▸ **TASK GOAL**:
Copy every line of the items below exactly as they appear, but leave out the pictures.
## begin EXERCISE INPUT
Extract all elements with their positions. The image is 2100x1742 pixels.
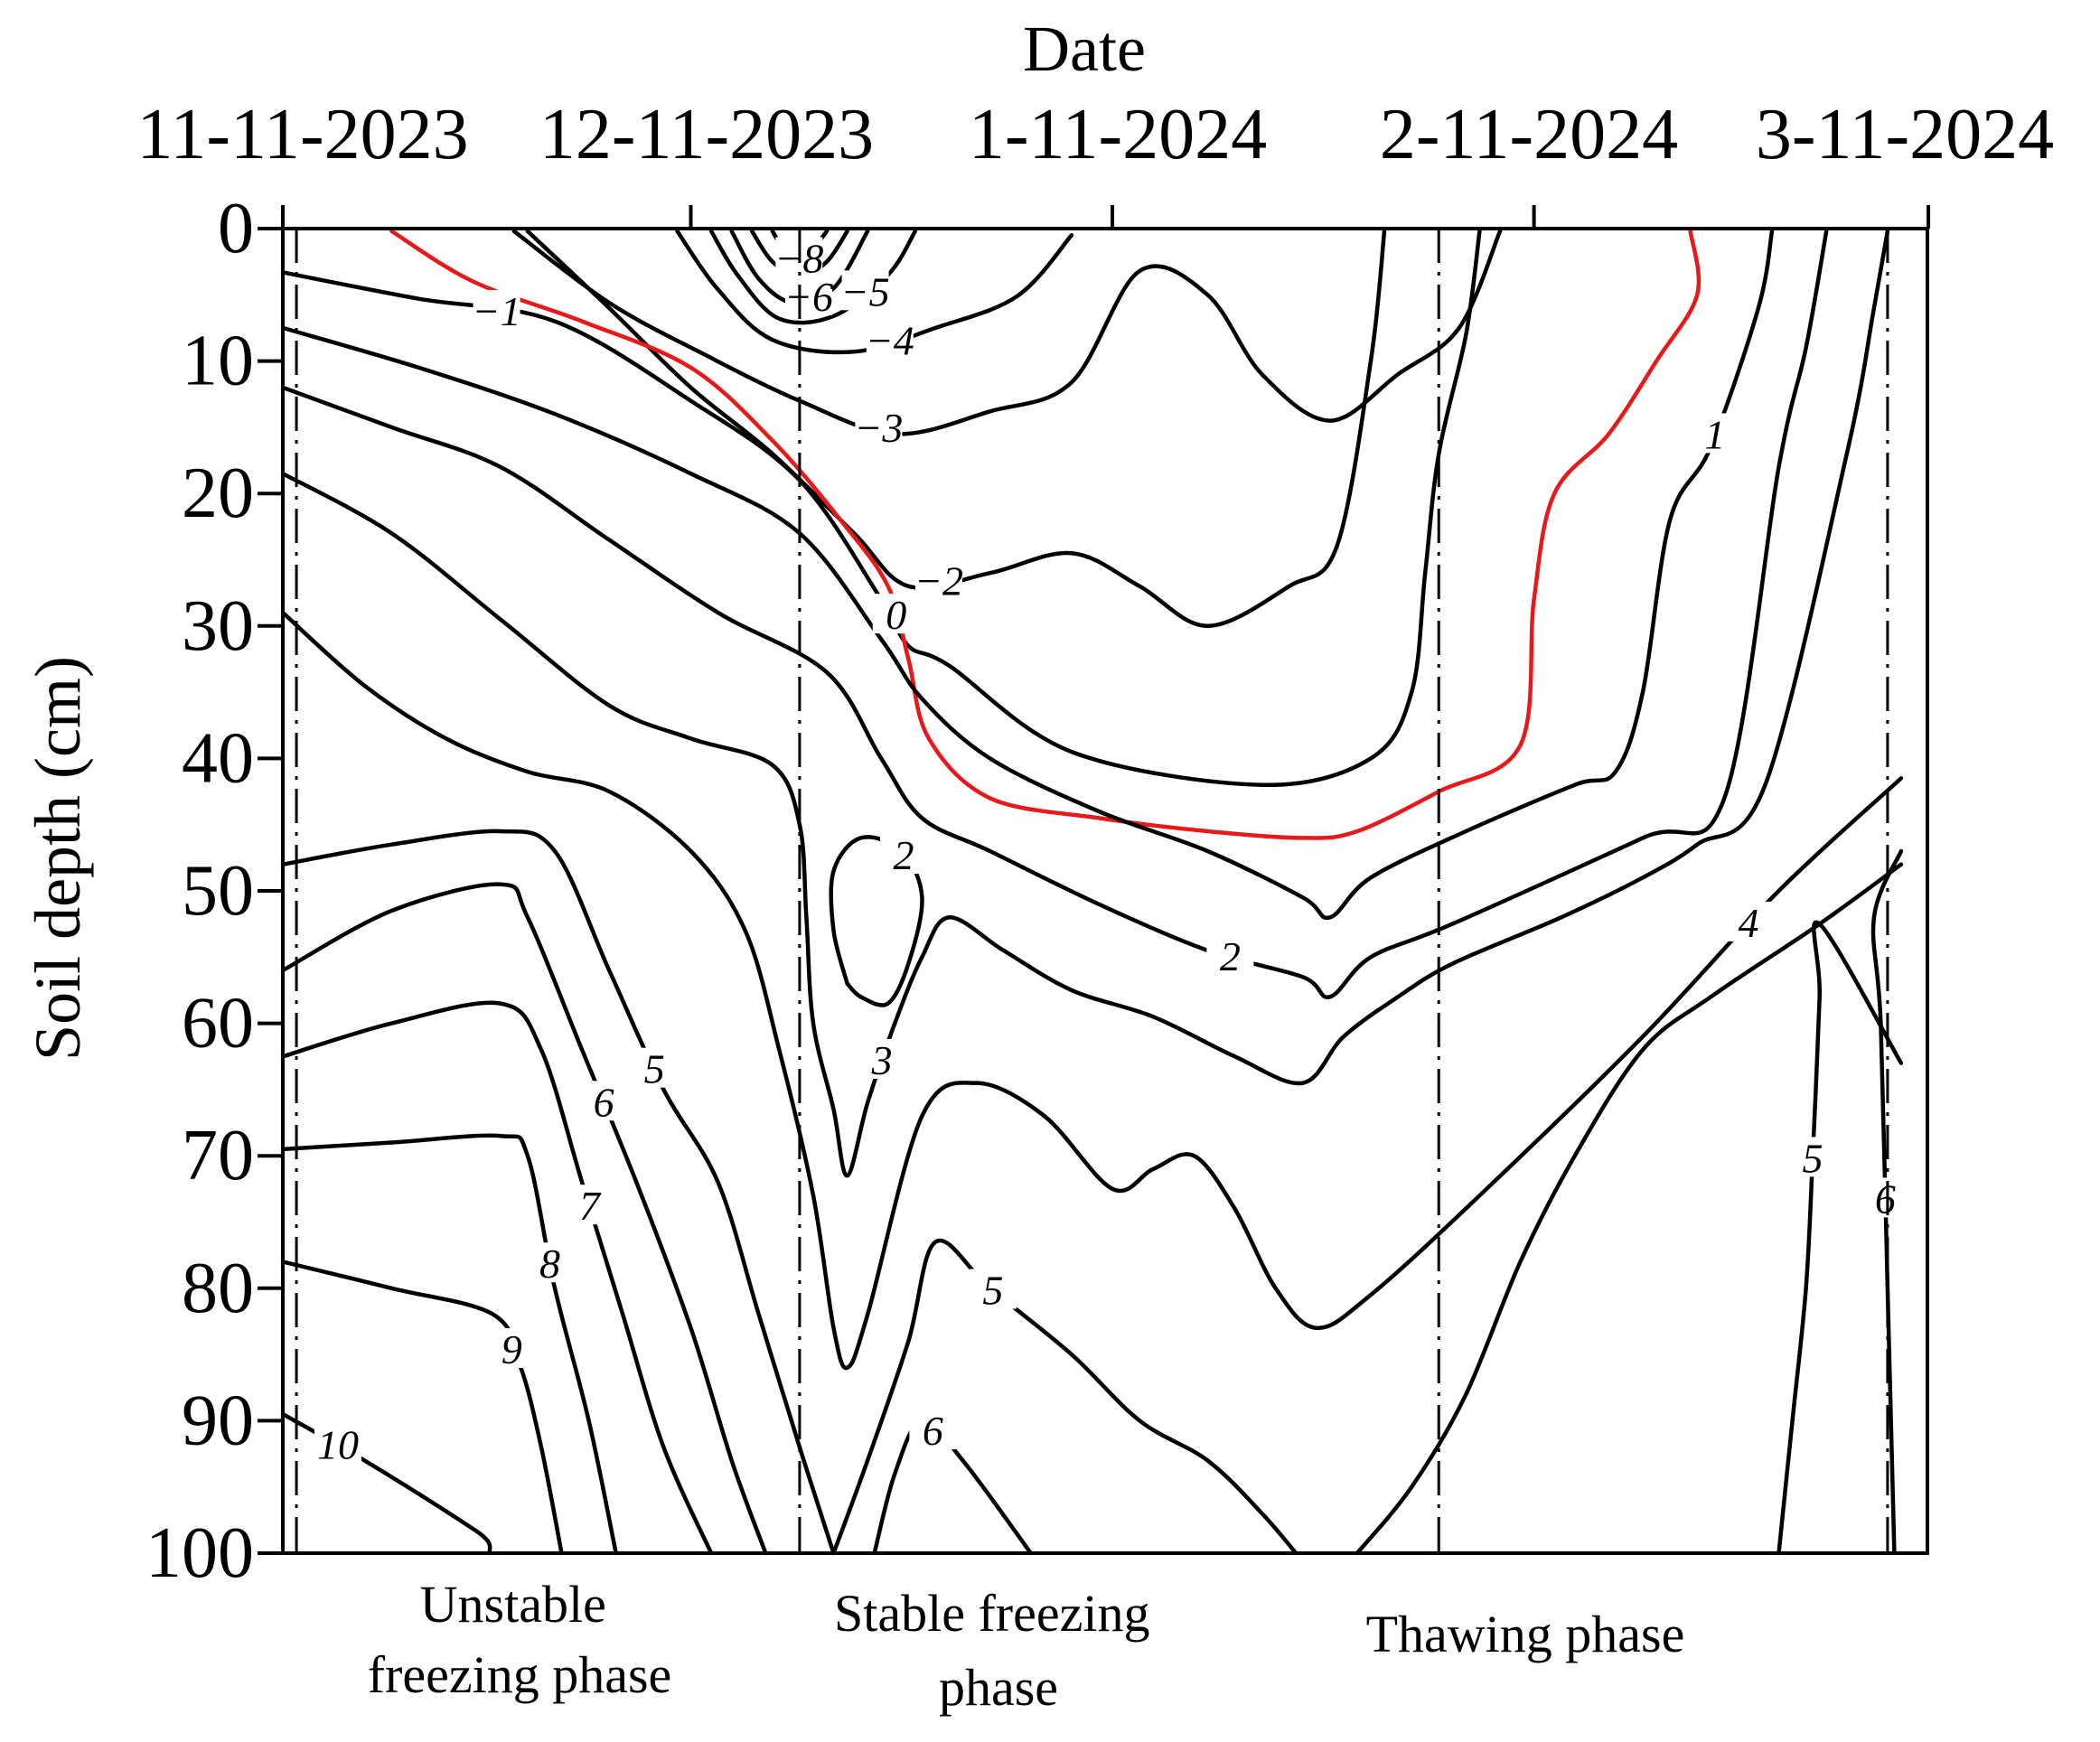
y-tick-label: 0 bbox=[218, 189, 254, 268]
contour-label: 8 bbox=[539, 1241, 560, 1287]
contour-label: −5 bbox=[841, 268, 890, 314]
contour-label-bg bbox=[473, 289, 520, 330]
contour-label-bg bbox=[1691, 413, 1739, 454]
contour-label-bg bbox=[580, 1081, 628, 1121]
contour-label: −1 bbox=[473, 288, 521, 334]
contour-label-bg bbox=[1206, 934, 1254, 975]
phase-label-line: phase bbox=[939, 1658, 1058, 1717]
y-tick-label: 50 bbox=[182, 851, 254, 931]
contour-line-6 bbox=[1870, 848, 1904, 1556]
y-axis-title: Soil depth (cm) bbox=[22, 656, 94, 1061]
contour-label-bg bbox=[631, 1047, 679, 1088]
x-axis-title: Date bbox=[1023, 13, 1146, 85]
contour-line--5 bbox=[708, 229, 918, 325]
contour-label-bg bbox=[872, 594, 920, 634]
contour-line--2 bbox=[525, 229, 1387, 629]
x-tick-label: 3-11-2024 bbox=[1756, 95, 2054, 174]
contour-line--3 bbox=[511, 229, 1503, 436]
contour-label-bg bbox=[1861, 1177, 1909, 1218]
contour-line-5 bbox=[1777, 920, 1904, 1556]
contour-label: 3 bbox=[871, 1037, 893, 1083]
phase-label-stable-freezing: Stable freezing phase bbox=[834, 1584, 1163, 1717]
x-tick-label: 11-11-2023 bbox=[136, 95, 468, 174]
contour-line-5 bbox=[831, 1238, 1298, 1556]
contour-line-2 bbox=[280, 229, 1829, 999]
y-tick-label: 40 bbox=[182, 718, 254, 798]
contour-label-bg bbox=[915, 559, 963, 600]
phase-label-line: freezing phase bbox=[368, 1645, 672, 1704]
y-tick-label: 90 bbox=[182, 1381, 254, 1460]
contour-label: 10 bbox=[317, 1422, 359, 1468]
contour-label: 4 bbox=[1739, 900, 1759, 946]
y-tick-label: 70 bbox=[182, 1116, 254, 1195]
contour-line-9 bbox=[280, 1260, 564, 1556]
contour-label: 1 bbox=[1704, 411, 1725, 457]
contour-label: 5 bbox=[982, 1268, 1003, 1314]
contour-line-7 bbox=[280, 1000, 714, 1556]
y-tick-label: 100 bbox=[145, 1513, 254, 1593]
contour-line-5 bbox=[1355, 862, 1904, 1556]
contour-label: −6 bbox=[784, 274, 833, 320]
contour-label-bg bbox=[858, 1038, 906, 1079]
contour-label: 6 bbox=[923, 1408, 943, 1454]
y-axis: Soil depth (cm) 0 10 20 30 40 50 60 70 80 90 100 bbox=[22, 189, 283, 1593]
y-tick-label: 20 bbox=[182, 454, 254, 533]
contour-label-bg bbox=[314, 1423, 361, 1464]
contour-label: 6 bbox=[594, 1079, 614, 1125]
contour-label: 2 bbox=[1220, 933, 1241, 979]
contour-label: 2 bbox=[893, 832, 914, 878]
y-tick-label: 60 bbox=[182, 984, 254, 1063]
contour-label: 7 bbox=[579, 1183, 602, 1229]
contour-label: 9 bbox=[502, 1326, 522, 1372]
contour-label-bg bbox=[1788, 1137, 1836, 1177]
contour-label-bg bbox=[488, 1327, 536, 1368]
contour-line-5 bbox=[280, 829, 836, 1556]
contour-line-1 bbox=[280, 229, 1775, 921]
phase-label-thawing: Thawing phase bbox=[1366, 1605, 1685, 1663]
x-axis: Date 11-11-2023 12-11-2023 1-11-2024 2-1… bbox=[136, 13, 2054, 229]
contour-label: −3 bbox=[854, 405, 903, 451]
contour-lines-layer bbox=[280, 229, 1904, 1556]
contour-label: −4 bbox=[866, 318, 914, 364]
contour-label-bg bbox=[866, 319, 914, 360]
phase-label-unstable-freezing: Unstable freezing phase bbox=[368, 1575, 672, 1704]
contour-label-bg bbox=[879, 834, 927, 875]
x-tick-label: 2-11-2024 bbox=[1380, 95, 1678, 174]
phase-label-line: Stable freezing bbox=[834, 1584, 1149, 1643]
contour-label: 6 bbox=[1875, 1175, 1896, 1222]
contour-line-10 bbox=[280, 1411, 492, 1556]
y-tick-label: 10 bbox=[182, 322, 254, 401]
y-tick-label: 80 bbox=[182, 1249, 254, 1328]
phase-labels: Unstable freezing phase Stable freezing … bbox=[368, 1575, 1685, 1717]
contour-label: 0 bbox=[886, 592, 906, 638]
contour-label-bg bbox=[1725, 901, 1773, 941]
contour-label-bg bbox=[909, 1410, 957, 1450]
phase-label-line: Unstable bbox=[420, 1575, 606, 1634]
contour-label-bg bbox=[785, 275, 833, 315]
x-tick-label: 1-11-2024 bbox=[969, 95, 1267, 174]
contour-line-3 bbox=[280, 229, 1890, 1178]
contour-label-bg bbox=[526, 1242, 574, 1283]
contour-line-8 bbox=[280, 1133, 618, 1556]
contour-label: −2 bbox=[914, 557, 963, 604]
contour-line-0 bbox=[389, 229, 1702, 840]
contour-label-bg bbox=[855, 407, 903, 447]
contour-line--1 bbox=[280, 229, 1482, 787]
contour-label-bg bbox=[841, 270, 889, 311]
contour-label: 5 bbox=[644, 1046, 665, 1092]
contour-label-bg bbox=[566, 1185, 614, 1225]
x-tick-label: 12-11-2023 bbox=[539, 95, 874, 174]
contour-line-6 bbox=[280, 882, 768, 1556]
contour-label: 5 bbox=[1802, 1135, 1823, 1181]
contour-label-bg bbox=[969, 1269, 1017, 1309]
phase-dividers-layer bbox=[295, 229, 1889, 1553]
y-tick-label: 30 bbox=[182, 586, 254, 666]
contour-line--4 bbox=[675, 229, 1074, 355]
contour-line-4 bbox=[280, 610, 1904, 1371]
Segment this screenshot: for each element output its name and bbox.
## end EXERCISE INPUT
▸ **FULL ANSWER**:
Extract all elements with their positions. The image is 2100x1742 pixels.
y-tick-label: 0 bbox=[218, 189, 254, 268]
contour-label: 8 bbox=[539, 1241, 560, 1287]
contour-label: −5 bbox=[841, 268, 890, 314]
contour-label-bg bbox=[473, 289, 520, 330]
contour-label-bg bbox=[1691, 413, 1739, 454]
contour-label-bg bbox=[580, 1081, 628, 1121]
contour-label: −1 bbox=[473, 288, 521, 334]
contour-label-bg bbox=[1206, 934, 1254, 975]
phase-label-line: phase bbox=[939, 1658, 1058, 1717]
y-tick-label: 50 bbox=[182, 851, 254, 931]
contour-line-6 bbox=[1870, 848, 1904, 1556]
y-axis-title: Soil depth (cm) bbox=[22, 656, 94, 1061]
contour-label-bg bbox=[631, 1047, 679, 1088]
x-axis-title: Date bbox=[1023, 13, 1146, 85]
contour-line--5 bbox=[708, 229, 918, 325]
contour-label-bg bbox=[872, 594, 920, 634]
contour-line--2 bbox=[525, 229, 1387, 629]
x-tick-label: 3-11-2024 bbox=[1756, 95, 2054, 174]
contour-line--3 bbox=[511, 229, 1503, 436]
contour-label-bg bbox=[1861, 1177, 1909, 1218]
contour-line-5 bbox=[1777, 920, 1904, 1556]
contour-label: 3 bbox=[871, 1037, 893, 1083]
phase-label-stable-freezing: Stable freezing phase bbox=[834, 1584, 1163, 1717]
x-tick-label: 11-11-2023 bbox=[136, 95, 468, 174]
contour-line-5 bbox=[831, 1238, 1298, 1556]
contour-line-2 bbox=[280, 229, 1829, 999]
y-tick-label: 40 bbox=[182, 718, 254, 798]
contour-label-bg bbox=[915, 559, 963, 600]
phase-label-line: freezing phase bbox=[368, 1645, 672, 1704]
y-tick-label: 90 bbox=[182, 1381, 254, 1460]
contour-label: 10 bbox=[317, 1422, 359, 1468]
contour-label: 4 bbox=[1739, 900, 1759, 946]
y-tick-label: 70 bbox=[182, 1116, 254, 1195]
contour-line-9 bbox=[280, 1260, 564, 1556]
contour-label: 1 bbox=[1704, 411, 1725, 457]
contour-label: 5 bbox=[982, 1268, 1003, 1314]
contour-line-7 bbox=[280, 1000, 714, 1556]
y-tick-label: 100 bbox=[145, 1513, 254, 1593]
contour-line-5 bbox=[1355, 862, 1904, 1556]
contour-label: −6 bbox=[784, 274, 833, 320]
contour-label-bg bbox=[858, 1038, 906, 1079]
contour-label: 6 bbox=[923, 1408, 943, 1454]
y-axis: Soil depth (cm) 0 10 20 30 40 50 60 70 80 90 100 bbox=[22, 189, 283, 1593]
y-tick-label: 20 bbox=[182, 454, 254, 533]
contour-label-bg bbox=[314, 1423, 361, 1464]
contour-label: 6 bbox=[594, 1079, 614, 1125]
contour-label: 2 bbox=[1220, 933, 1241, 979]
contour-label: 2 bbox=[893, 832, 914, 878]
y-tick-label: 60 bbox=[182, 984, 254, 1063]
contour-label: 7 bbox=[579, 1183, 602, 1229]
contour-label: 9 bbox=[502, 1326, 522, 1372]
contour-label-bg bbox=[1788, 1137, 1836, 1177]
contour-label-bg bbox=[488, 1327, 536, 1368]
contour-line-5 bbox=[280, 829, 836, 1556]
contour-line-1 bbox=[280, 229, 1775, 921]
phase-label-thawing: Thawing phase bbox=[1366, 1605, 1685, 1663]
x-axis: Date 11-11-2023 12-11-2023 1-11-2024 2-1… bbox=[136, 13, 2054, 229]
contour-label: −3 bbox=[854, 405, 903, 451]
contour-lines-layer bbox=[280, 229, 1904, 1556]
contour-label: −4 bbox=[866, 318, 914, 364]
contour-label-bg bbox=[866, 319, 914, 360]
phase-label-unstable-freezing: Unstable freezing phase bbox=[368, 1575, 672, 1704]
contour-label-bg bbox=[879, 834, 927, 875]
x-tick-label: 2-11-2024 bbox=[1380, 95, 1678, 174]
phase-label-line: Stable freezing bbox=[834, 1584, 1149, 1643]
contour-label: 6 bbox=[1875, 1175, 1896, 1222]
contour-line-10 bbox=[280, 1411, 492, 1556]
y-tick-label: 10 bbox=[182, 322, 254, 401]
y-tick-label: 80 bbox=[182, 1249, 254, 1328]
phase-labels: Unstable freezing phase Stable freezing … bbox=[368, 1575, 1685, 1717]
contour-label: 0 bbox=[886, 592, 906, 638]
contour-label-bg bbox=[1725, 901, 1773, 941]
contour-label-bg bbox=[909, 1410, 957, 1450]
phase-label-line: Unstable bbox=[420, 1575, 606, 1634]
contour-label-bg bbox=[785, 275, 833, 315]
x-tick-label: 1-11-2024 bbox=[969, 95, 1267, 174]
contour-line-3 bbox=[280, 229, 1890, 1178]
contour-label-bg bbox=[526, 1242, 574, 1283]
contour-line-8 bbox=[280, 1133, 618, 1556]
contour-label: −2 bbox=[914, 557, 963, 604]
contour-line-0 bbox=[389, 229, 1702, 840]
contour-label-bg bbox=[855, 407, 903, 447]
contour-line--1 bbox=[280, 229, 1482, 787]
contour-label-bg bbox=[841, 270, 889, 311]
contour-label: 5 bbox=[644, 1046, 665, 1092]
contour-label-bg bbox=[566, 1185, 614, 1225]
x-tick-label: 12-11-2023 bbox=[539, 95, 874, 174]
contour-line-6 bbox=[280, 882, 768, 1556]
contour-label: 5 bbox=[1802, 1135, 1823, 1181]
contour-label-bg bbox=[969, 1269, 1017, 1309]
phase-dividers-layer bbox=[295, 229, 1889, 1553]
y-tick-label: 30 bbox=[182, 586, 254, 666]
contour-line--4 bbox=[675, 229, 1074, 355]
contour-line-4 bbox=[280, 610, 1904, 1371]
Segment this screenshot: for each element output its name and bbox.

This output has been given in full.